# [Problem description]
Pull out every line below that holds the word "Security".

===== Data supplied =====

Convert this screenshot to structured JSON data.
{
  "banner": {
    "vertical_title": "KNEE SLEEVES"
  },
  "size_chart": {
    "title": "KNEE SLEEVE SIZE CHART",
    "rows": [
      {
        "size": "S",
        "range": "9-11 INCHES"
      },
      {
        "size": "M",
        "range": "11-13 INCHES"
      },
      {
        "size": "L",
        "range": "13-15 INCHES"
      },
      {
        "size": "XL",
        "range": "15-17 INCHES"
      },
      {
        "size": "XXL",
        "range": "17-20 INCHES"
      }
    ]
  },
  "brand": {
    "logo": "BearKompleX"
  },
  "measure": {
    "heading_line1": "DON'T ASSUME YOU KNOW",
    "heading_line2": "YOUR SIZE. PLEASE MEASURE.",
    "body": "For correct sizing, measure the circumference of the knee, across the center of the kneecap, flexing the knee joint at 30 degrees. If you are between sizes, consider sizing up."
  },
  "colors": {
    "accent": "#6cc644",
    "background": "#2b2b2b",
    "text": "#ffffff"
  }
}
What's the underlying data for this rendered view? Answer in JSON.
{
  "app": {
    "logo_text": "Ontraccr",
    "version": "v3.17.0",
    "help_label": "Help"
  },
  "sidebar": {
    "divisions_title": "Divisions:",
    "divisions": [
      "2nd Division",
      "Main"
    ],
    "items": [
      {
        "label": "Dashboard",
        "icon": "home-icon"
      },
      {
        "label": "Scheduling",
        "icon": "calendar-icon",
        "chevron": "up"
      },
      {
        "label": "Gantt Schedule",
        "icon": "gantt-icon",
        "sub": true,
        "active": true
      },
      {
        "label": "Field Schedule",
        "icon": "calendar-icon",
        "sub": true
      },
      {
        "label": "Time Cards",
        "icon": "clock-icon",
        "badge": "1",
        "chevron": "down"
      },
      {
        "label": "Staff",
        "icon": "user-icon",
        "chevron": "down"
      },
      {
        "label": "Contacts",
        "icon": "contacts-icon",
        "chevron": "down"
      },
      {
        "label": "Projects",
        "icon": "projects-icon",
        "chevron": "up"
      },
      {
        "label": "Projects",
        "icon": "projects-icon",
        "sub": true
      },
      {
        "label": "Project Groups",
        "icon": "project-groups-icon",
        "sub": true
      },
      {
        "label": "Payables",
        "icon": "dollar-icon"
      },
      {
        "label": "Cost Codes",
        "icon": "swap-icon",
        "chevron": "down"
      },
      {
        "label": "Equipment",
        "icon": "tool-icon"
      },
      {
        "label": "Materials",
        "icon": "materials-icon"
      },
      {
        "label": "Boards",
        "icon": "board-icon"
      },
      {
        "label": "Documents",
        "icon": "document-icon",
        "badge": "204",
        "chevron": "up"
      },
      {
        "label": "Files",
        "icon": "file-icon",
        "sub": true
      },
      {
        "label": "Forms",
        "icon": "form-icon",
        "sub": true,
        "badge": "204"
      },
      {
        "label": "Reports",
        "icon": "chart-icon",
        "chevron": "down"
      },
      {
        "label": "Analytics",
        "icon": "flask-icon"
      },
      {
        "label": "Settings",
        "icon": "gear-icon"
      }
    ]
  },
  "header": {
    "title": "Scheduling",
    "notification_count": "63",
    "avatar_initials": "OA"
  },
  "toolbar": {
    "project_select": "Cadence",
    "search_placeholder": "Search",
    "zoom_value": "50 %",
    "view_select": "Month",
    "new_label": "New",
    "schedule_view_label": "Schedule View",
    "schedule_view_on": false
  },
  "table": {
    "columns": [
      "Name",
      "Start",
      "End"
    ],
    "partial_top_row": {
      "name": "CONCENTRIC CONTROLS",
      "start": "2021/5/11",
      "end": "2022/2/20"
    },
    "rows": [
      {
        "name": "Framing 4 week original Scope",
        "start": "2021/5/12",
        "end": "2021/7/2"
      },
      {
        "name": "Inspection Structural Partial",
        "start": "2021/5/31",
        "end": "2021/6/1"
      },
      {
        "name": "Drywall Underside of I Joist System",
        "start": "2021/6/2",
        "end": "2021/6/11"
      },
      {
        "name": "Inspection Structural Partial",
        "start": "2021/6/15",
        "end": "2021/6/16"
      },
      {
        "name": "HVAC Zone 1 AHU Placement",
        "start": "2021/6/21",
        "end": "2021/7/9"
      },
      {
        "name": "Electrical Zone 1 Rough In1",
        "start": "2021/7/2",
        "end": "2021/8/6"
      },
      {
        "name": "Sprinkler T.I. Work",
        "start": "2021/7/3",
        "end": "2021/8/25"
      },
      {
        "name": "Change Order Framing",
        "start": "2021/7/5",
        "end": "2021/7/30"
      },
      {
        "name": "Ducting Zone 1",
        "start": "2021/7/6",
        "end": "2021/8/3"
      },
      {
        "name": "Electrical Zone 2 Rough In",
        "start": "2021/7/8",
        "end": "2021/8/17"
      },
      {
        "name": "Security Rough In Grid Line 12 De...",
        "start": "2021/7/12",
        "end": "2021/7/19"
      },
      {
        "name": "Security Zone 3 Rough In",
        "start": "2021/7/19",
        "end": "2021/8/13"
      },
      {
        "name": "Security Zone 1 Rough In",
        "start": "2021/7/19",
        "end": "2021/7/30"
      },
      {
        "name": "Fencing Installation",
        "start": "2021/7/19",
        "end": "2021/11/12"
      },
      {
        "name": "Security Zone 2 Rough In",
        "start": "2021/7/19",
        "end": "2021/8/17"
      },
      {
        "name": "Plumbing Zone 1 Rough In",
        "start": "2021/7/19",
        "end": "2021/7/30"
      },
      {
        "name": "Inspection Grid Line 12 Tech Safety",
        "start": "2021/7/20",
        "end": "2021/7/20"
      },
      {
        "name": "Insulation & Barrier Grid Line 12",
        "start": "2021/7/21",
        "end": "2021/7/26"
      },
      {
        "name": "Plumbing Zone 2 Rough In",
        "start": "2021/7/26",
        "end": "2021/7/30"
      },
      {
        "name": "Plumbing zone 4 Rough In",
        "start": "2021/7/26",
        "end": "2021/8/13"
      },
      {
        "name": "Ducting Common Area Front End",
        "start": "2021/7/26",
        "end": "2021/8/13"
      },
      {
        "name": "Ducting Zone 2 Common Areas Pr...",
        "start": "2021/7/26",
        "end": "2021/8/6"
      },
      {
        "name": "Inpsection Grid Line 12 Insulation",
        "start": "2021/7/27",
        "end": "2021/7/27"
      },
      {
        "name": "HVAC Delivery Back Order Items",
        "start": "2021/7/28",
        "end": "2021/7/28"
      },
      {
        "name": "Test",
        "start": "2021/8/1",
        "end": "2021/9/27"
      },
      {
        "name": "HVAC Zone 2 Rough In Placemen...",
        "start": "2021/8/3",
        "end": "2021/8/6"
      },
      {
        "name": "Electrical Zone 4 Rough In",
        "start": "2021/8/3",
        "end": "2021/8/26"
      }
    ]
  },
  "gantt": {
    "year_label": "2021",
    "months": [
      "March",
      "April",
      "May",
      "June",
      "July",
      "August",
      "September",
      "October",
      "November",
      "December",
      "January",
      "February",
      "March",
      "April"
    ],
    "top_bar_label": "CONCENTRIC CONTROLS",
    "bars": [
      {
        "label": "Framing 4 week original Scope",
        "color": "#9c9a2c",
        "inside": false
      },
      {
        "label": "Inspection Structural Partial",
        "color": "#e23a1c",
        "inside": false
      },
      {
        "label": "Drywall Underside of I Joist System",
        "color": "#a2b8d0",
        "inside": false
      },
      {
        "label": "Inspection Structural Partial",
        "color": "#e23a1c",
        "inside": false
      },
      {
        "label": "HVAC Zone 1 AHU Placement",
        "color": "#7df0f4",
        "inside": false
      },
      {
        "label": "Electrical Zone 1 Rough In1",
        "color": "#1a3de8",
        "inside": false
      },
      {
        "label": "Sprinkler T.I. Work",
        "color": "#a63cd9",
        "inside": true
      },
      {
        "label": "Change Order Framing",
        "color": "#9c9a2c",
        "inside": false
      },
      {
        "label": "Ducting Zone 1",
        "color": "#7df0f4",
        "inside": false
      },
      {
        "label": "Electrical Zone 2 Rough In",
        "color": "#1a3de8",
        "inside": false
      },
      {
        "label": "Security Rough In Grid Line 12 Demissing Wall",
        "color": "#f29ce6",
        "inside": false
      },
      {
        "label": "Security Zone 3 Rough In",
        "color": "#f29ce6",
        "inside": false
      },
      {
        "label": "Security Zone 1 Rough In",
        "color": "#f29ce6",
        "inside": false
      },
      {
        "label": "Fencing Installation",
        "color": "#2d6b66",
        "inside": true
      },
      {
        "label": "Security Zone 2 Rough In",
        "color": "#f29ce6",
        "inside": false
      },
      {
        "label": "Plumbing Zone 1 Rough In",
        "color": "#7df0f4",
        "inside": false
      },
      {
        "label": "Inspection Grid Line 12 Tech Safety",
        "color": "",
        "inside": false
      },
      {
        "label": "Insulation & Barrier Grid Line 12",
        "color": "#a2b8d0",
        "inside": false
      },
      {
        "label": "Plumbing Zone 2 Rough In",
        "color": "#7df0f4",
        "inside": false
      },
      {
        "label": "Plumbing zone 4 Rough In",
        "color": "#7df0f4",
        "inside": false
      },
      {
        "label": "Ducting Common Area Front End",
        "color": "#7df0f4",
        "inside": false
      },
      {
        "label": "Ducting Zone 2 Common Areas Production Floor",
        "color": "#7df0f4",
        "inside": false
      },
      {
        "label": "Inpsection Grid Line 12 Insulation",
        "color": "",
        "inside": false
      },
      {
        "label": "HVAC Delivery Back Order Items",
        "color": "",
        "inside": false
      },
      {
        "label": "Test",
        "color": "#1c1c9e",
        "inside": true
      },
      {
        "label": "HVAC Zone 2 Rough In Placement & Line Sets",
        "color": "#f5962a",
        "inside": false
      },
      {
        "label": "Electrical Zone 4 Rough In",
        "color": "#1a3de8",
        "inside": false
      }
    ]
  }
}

=====

# [Response]
        "name": "Security Rough In Grid Line 12 De...",
        "name": "Security Zone 3 Rough In",
        "name": "Security Zone 1 Rough In",
        "name": "Security Zone 2 Rough In",
        "label": "Security Rough In Grid Line 12 Demissing Wall",
        "label": "Security Zone 3 Rough In",
        "label": "Security Zone 1 Rough In",
        "label": "Security Zone 2 Rough In",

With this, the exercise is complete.